---------- MATERIAL FOR THE TASK ----------
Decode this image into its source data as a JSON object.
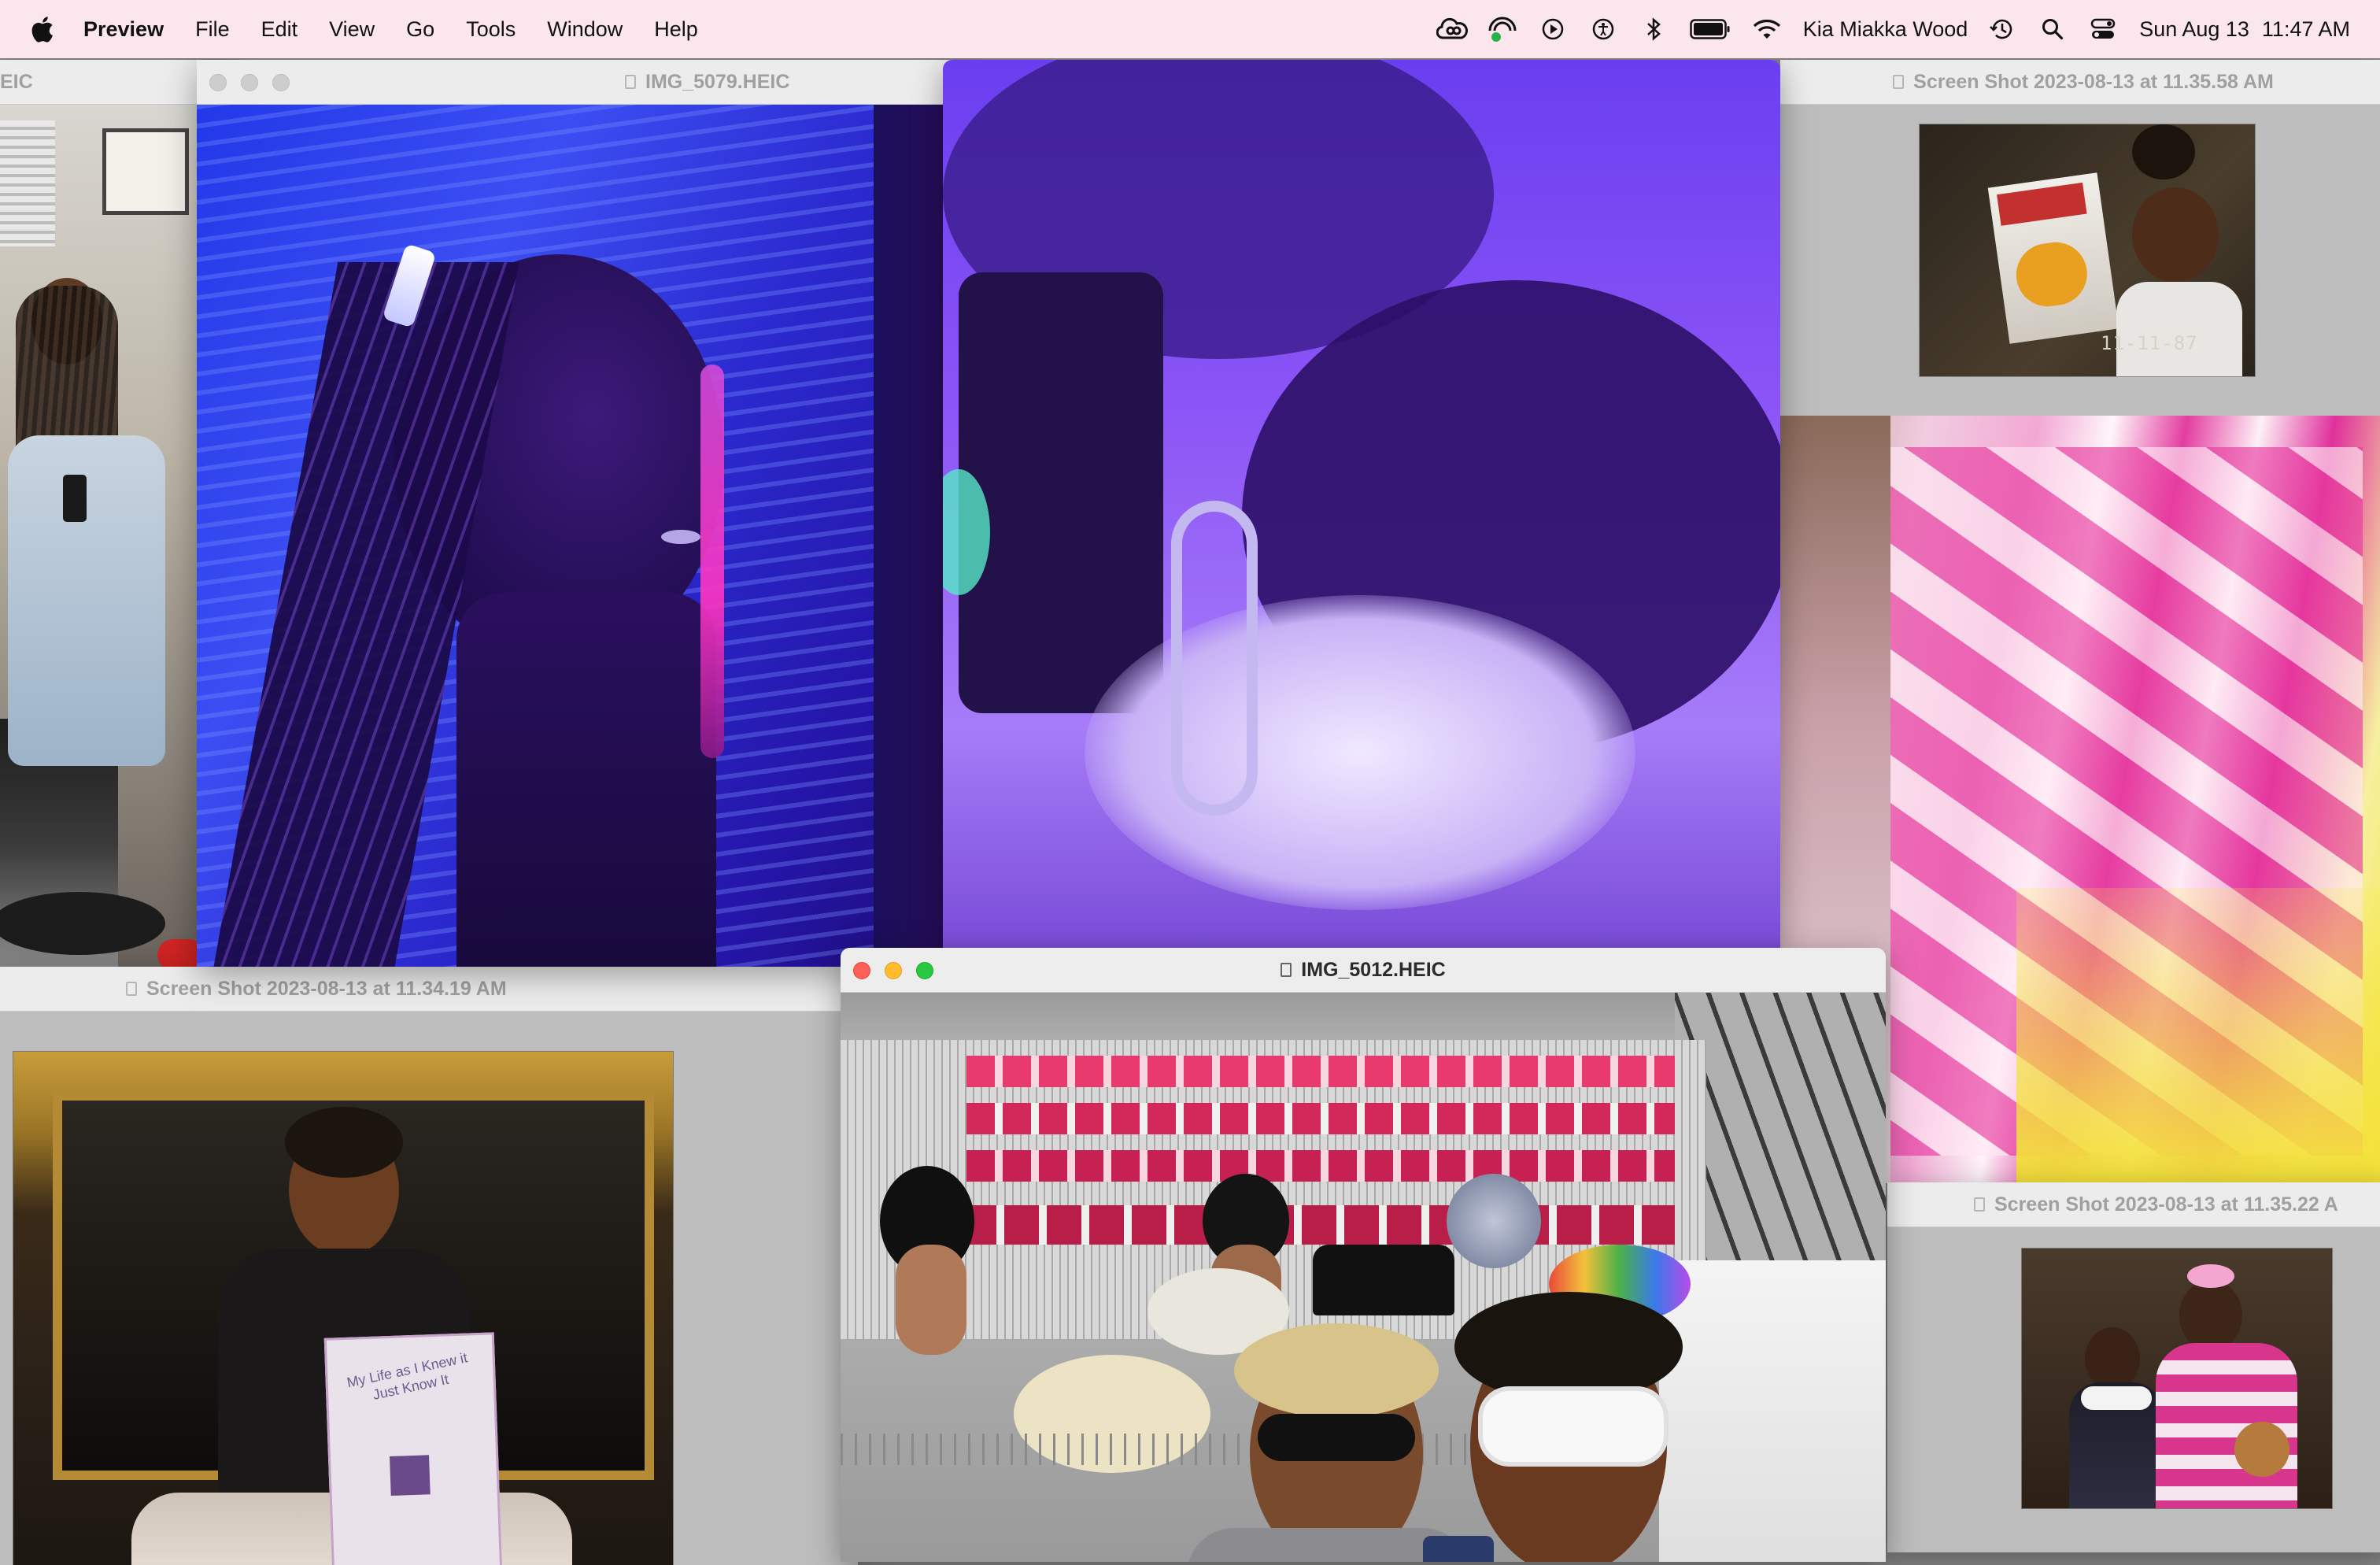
{
  "menubar": {
    "app_name": "Preview",
    "menus": [
      "File",
      "Edit",
      "View",
      "Go",
      "Tools",
      "Window",
      "Help"
    ],
    "user_name": "Kia Miakka Wood",
    "date": "Sun Aug 13",
    "time": "11:47 AM"
  },
  "windows": {
    "far_left": {
      "title": "EIC"
    },
    "img_5079": {
      "title": "IMG_5079.HEIC"
    },
    "ss_113558": {
      "title": "Screen Shot 2023-08-13 at 11.35.58 AM",
      "video_stamp": "11-11-87"
    },
    "ss_113419": {
      "title": "Screen Shot 2023-08-13 at 11.34.19 AM",
      "book_text": "My Life as I Knew it Just Know It"
    },
    "img_5012": {
      "title": "IMG_5012.HEIC"
    },
    "ss_113522": {
      "title": "Screen Shot 2023-08-13 at 11.35.22 A"
    }
  },
  "colors": {
    "menubar_bg": "#fbe6ee",
    "desktop_gray": "#8a8a8a",
    "active_red": "#fe5f57",
    "active_yellow": "#febc2e",
    "active_green": "#28c840"
  }
}
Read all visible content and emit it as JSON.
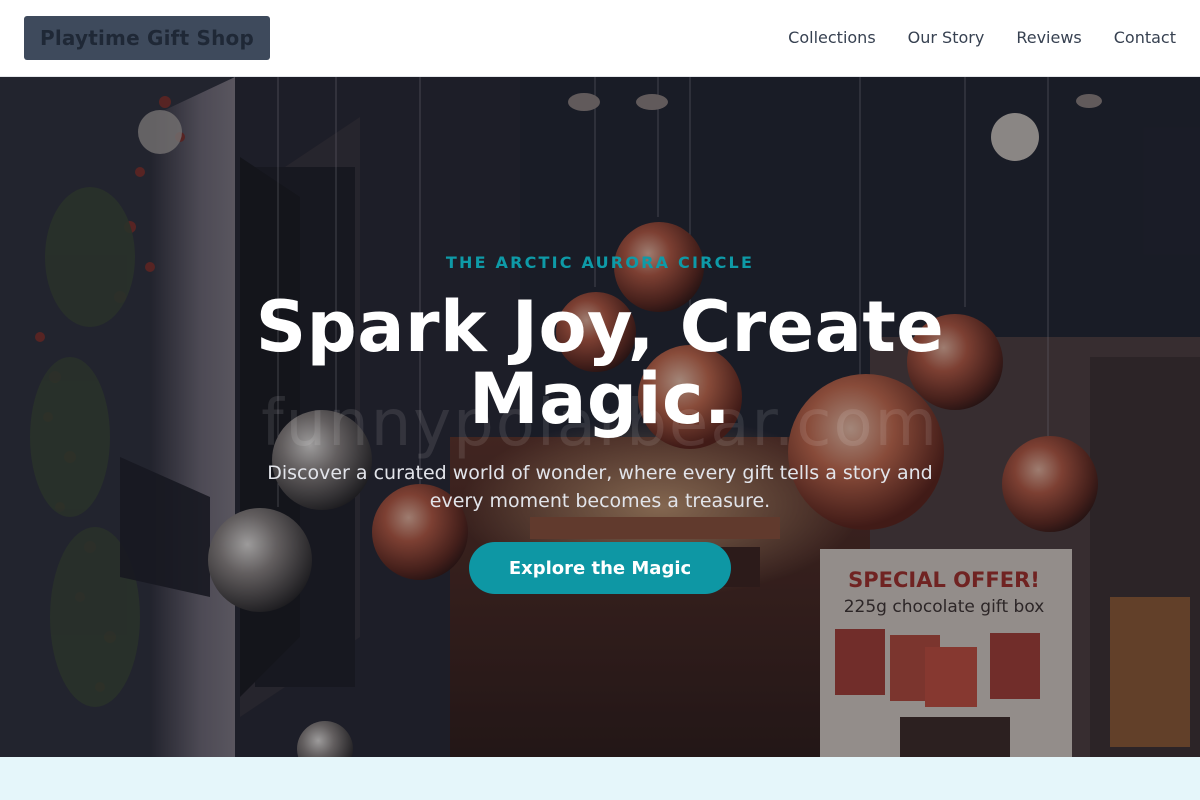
{
  "header": {
    "logo_text": "Playtime Gift Shop",
    "nav": [
      {
        "label": "Collections"
      },
      {
        "label": "Our Story"
      },
      {
        "label": "Reviews"
      },
      {
        "label": "Contact"
      }
    ]
  },
  "hero": {
    "eyebrow": "THE ARCTIC AURORA CIRCLE",
    "headline": "Spark Joy, Create Magic.",
    "subcopy": "Discover a curated world of wonder, where every gift tells a story and every moment becomes a treasure.",
    "cta_label": "Explore the Magic",
    "watermark": "funnypolarbear.com",
    "photo_sign": {
      "title": "SPECIAL OFFER!",
      "subtitle": "225g chocolate gift box"
    }
  },
  "colors": {
    "accent": "#0e97a4",
    "logo_bg": "#3e4a5c",
    "section_band": "#e5f6fa"
  }
}
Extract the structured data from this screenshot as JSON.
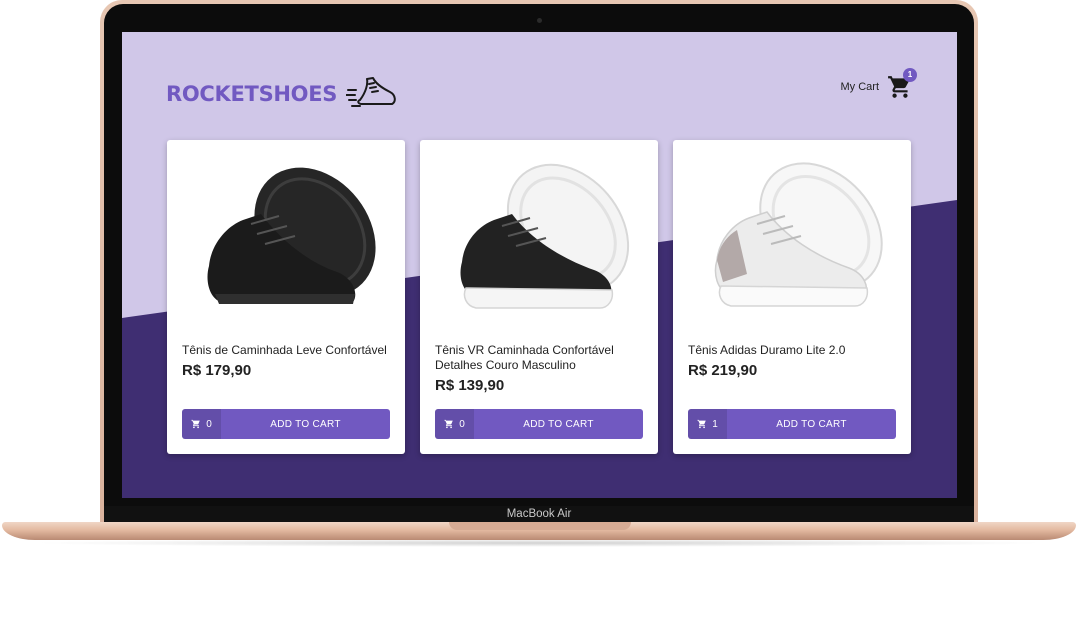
{
  "device": {
    "model": "MacBook Air"
  },
  "header": {
    "logo_text": "ROCKETSHOES",
    "logo_icon": "running-shoe-icon",
    "cart_label": "My Cart",
    "cart_icon": "shopping-cart-icon",
    "cart_count": "1"
  },
  "products": [
    {
      "title": "Tênis de Caminhada Leve Confortável",
      "price": "R$ 179,90",
      "amount": "0",
      "button_label": "ADD TO CART",
      "shoe_style": "black"
    },
    {
      "title": "Tênis VR Caminhada Confortável Detalhes Couro Masculino",
      "price": "R$ 139,90",
      "amount": "0",
      "button_label": "ADD TO CART",
      "shoe_style": "black-white"
    },
    {
      "title": "Tênis Adidas Duramo Lite 2.0",
      "price": "R$ 219,90",
      "amount": "1",
      "button_label": "ADD TO CART",
      "shoe_style": "white"
    }
  ],
  "colors": {
    "brand": "#7159c1",
    "background_light": "#d0c7e8",
    "background_dark": "#3f2e72",
    "laptop_gold": "#e3bba5"
  }
}
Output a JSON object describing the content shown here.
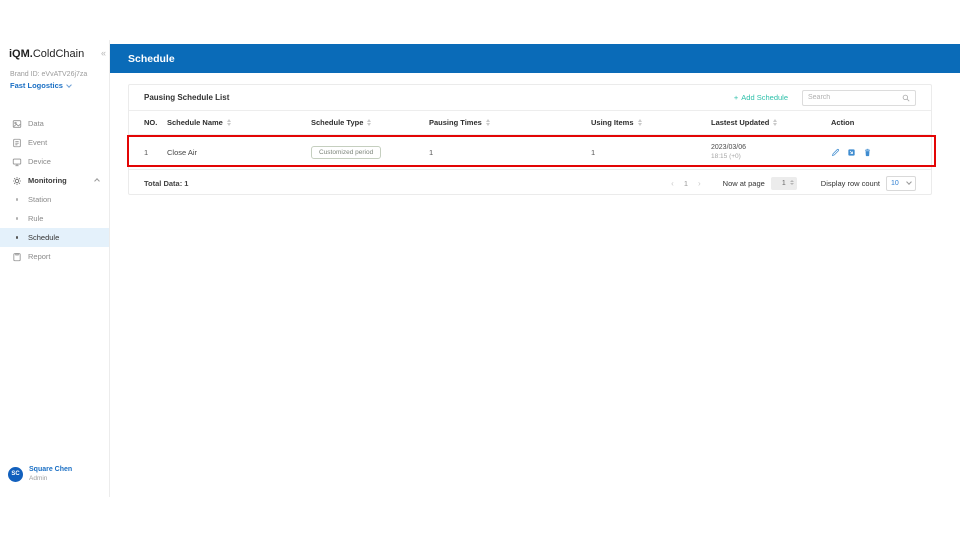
{
  "app": {
    "logo_bold": "iQM.",
    "logo_rest": "ColdChain"
  },
  "icons": {
    "collapse_glyph": "«",
    "plus_glyph": "+",
    "pager_prev_glyph": "‹",
    "pager_next_glyph": "›"
  },
  "sidebar": {
    "brand_id": "Brand ID: eVvATV26j7za",
    "org_name": "Fast Logostics",
    "items": [
      {
        "label": "Data"
      },
      {
        "label": "Event"
      },
      {
        "label": "Device"
      },
      {
        "label": "Monitoring"
      },
      {
        "label": "Station"
      },
      {
        "label": "Rule"
      },
      {
        "label": "Schedule"
      },
      {
        "label": "Report"
      }
    ],
    "user": {
      "initials": "SC",
      "name": "Square Chen",
      "role": "Admin"
    }
  },
  "header": {
    "title": "Schedule"
  },
  "panel": {
    "title": "Pausing Schedule List",
    "add_button": "Add Schedule",
    "search_placeholder": "Search",
    "columns": [
      "NO.",
      "Schedule Name",
      "Schedule Type",
      "Pausing Times",
      "Using Items",
      "Lastest Updated",
      "Action"
    ],
    "rows": [
      {
        "no": "1",
        "name": "Close Air",
        "type_badge": "Customized period",
        "pausing_times": "1",
        "using_items": "1",
        "updated_date": "2023/03/06",
        "updated_time": "18:15 (+0)"
      }
    ],
    "footer": {
      "total": "Total Data: 1",
      "page": "1",
      "now_at_page_label": "Now at page",
      "page_input_value": "1",
      "display_label": "Display row count",
      "row_count_value": "10"
    }
  },
  "colors": {
    "header_blue": "#0a6bb8",
    "accent_teal": "#2ec0aa",
    "action_blue": "#3f8cd0",
    "highlight_red": "#e30505",
    "active_item_bg": "#e4f1fb",
    "link_blue": "#1a6fc4"
  }
}
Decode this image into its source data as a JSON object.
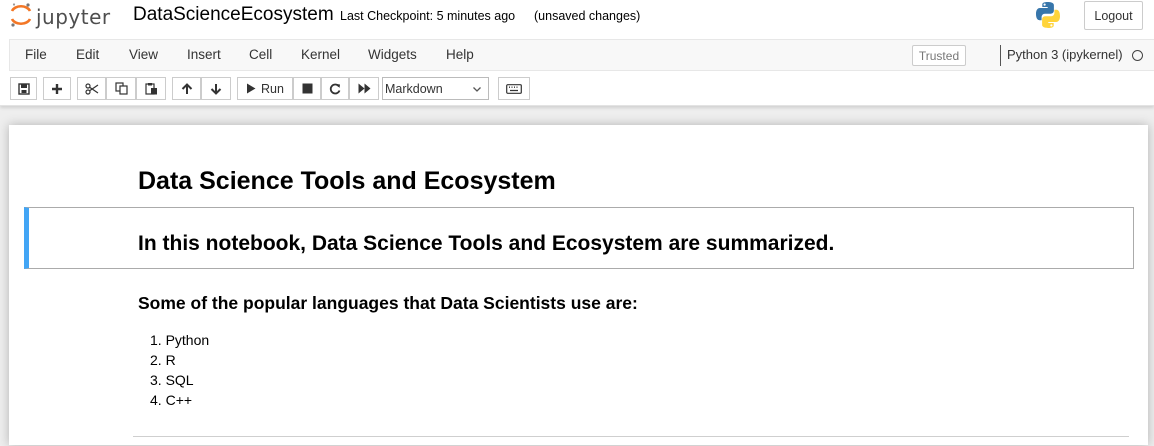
----------
[STATED EXERCISE]
An exact transcription of all the entries is required, without the pictures.

[REPLY TO THE EXERCISE]
Decode this image into its source data as a JSON object.
{
  "menubar": {
    "app_name": "Preview",
    "menus": [
      "File",
      "Edit",
      "View",
      "Go",
      "Tools",
      "Window",
      "Help"
    ],
    "user_name": "Kia Miakka Wood",
    "date": "Sun Aug 13",
    "time": "11:47 AM"
  },
  "windows": {
    "far_left": {
      "title": "EIC"
    },
    "img_5079": {
      "title": "IMG_5079.HEIC"
    },
    "ss_113558": {
      "title": "Screen Shot 2023-08-13 at 11.35.58 AM",
      "video_stamp": "11-11-87"
    },
    "ss_113419": {
      "title": "Screen Shot 2023-08-13 at 11.34.19 AM",
      "book_text": "My Life as I Knew it Just Know It"
    },
    "img_5012": {
      "title": "IMG_5012.HEIC"
    },
    "ss_113522": {
      "title": "Screen Shot 2023-08-13 at 11.35.22 A"
    }
  },
  "colors": {
    "menubar_bg": "#fbe6ee",
    "desktop_gray": "#8a8a8a",
    "active_red": "#fe5f57",
    "active_yellow": "#febc2e",
    "active_green": "#28c840"
  }
}
Read all visible content and emit it as JSON.
{
  "header": {
    "logo_text": "Playtime Gift Shop",
    "nav": [
      {
        "label": "Collections"
      },
      {
        "label": "Our Story"
      },
      {
        "label": "Reviews"
      },
      {
        "label": "Contact"
      }
    ]
  },
  "hero": {
    "eyebrow": "THE ARCTIC AURORA CIRCLE",
    "headline": "Spark Joy, Create Magic.",
    "subcopy": "Discover a curated world of wonder, where every gift tells a story and every moment becomes a treasure.",
    "cta_label": "Explore the Magic",
    "watermark": "funnypolarbear.com",
    "photo_sign": {
      "title": "SPECIAL OFFER!",
      "subtitle": "225g chocolate gift box"
    }
  },
  "colors": {
    "accent": "#0e97a4",
    "logo_bg": "#3e4a5c",
    "section_band": "#e5f6fa"
  }
}
Extract the structured data from this screenshot as JSON.
{
  "device": {
    "model": "MacBook Air"
  },
  "header": {
    "logo_text": "ROCKETSHOES",
    "logo_icon": "running-shoe-icon",
    "cart_label": "My Cart",
    "cart_icon": "shopping-cart-icon",
    "cart_count": "1"
  },
  "products": [
    {
      "title": "Tênis de Caminhada Leve Confortável",
      "price": "R$ 179,90",
      "amount": "0",
      "button_label": "ADD TO CART",
      "shoe_style": "black"
    },
    {
      "title": "Tênis VR Caminhada Confortável Detalhes Couro Masculino",
      "price": "R$ 139,90",
      "amount": "0",
      "button_label": "ADD TO CART",
      "shoe_style": "black-white"
    },
    {
      "title": "Tênis Adidas Duramo Lite 2.0",
      "price": "R$ 219,90",
      "amount": "1",
      "button_label": "ADD TO CART",
      "shoe_style": "white"
    }
  ],
  "colors": {
    "brand": "#7159c1",
    "background_light": "#d0c7e8",
    "background_dark": "#3f2e72",
    "laptop_gold": "#e3bba5"
  }
}
Output a JSON object describing the content shown here.
{
  "app": {
    "logo_bold": "iQM.",
    "logo_rest": "ColdChain"
  },
  "icons": {
    "collapse_glyph": "«",
    "plus_glyph": "+",
    "pager_prev_glyph": "‹",
    "pager_next_glyph": "›"
  },
  "sidebar": {
    "brand_id": "Brand ID: eVvATV26j7za",
    "org_name": "Fast Logostics",
    "items": [
      {
        "label": "Data"
      },
      {
        "label": "Event"
      },
      {
        "label": "Device"
      },
      {
        "label": "Monitoring"
      },
      {
        "label": "Station"
      },
      {
        "label": "Rule"
      },
      {
        "label": "Schedule"
      },
      {
        "label": "Report"
      }
    ],
    "user": {
      "initials": "SC",
      "name": "Square Chen",
      "role": "Admin"
    }
  },
  "header": {
    "title": "Schedule"
  },
  "panel": {
    "title": "Pausing Schedule List",
    "add_button": "Add Schedule",
    "search_placeholder": "Search",
    "columns": [
      "NO.",
      "Schedule Name",
      "Schedule Type",
      "Pausing Times",
      "Using Items",
      "Lastest Updated",
      "Action"
    ],
    "rows": [
      {
        "no": "1",
        "name": "Close Air",
        "type_badge": "Customized period",
        "pausing_times": "1",
        "using_items": "1",
        "updated_date": "2023/03/06",
        "updated_time": "18:15 (+0)"
      }
    ],
    "footer": {
      "total": "Total Data: 1",
      "page": "1",
      "now_at_page_label": "Now at page",
      "page_input_value": "1",
      "display_label": "Display row count",
      "row_count_value": "10"
    }
  },
  "colors": {
    "header_blue": "#0a6bb8",
    "accent_teal": "#2ec0aa",
    "action_blue": "#3f8cd0",
    "highlight_red": "#e30505",
    "active_item_bg": "#e4f1fb",
    "link_blue": "#1a6fc4"
  }
}
Decode this image into its source data as a JSON object.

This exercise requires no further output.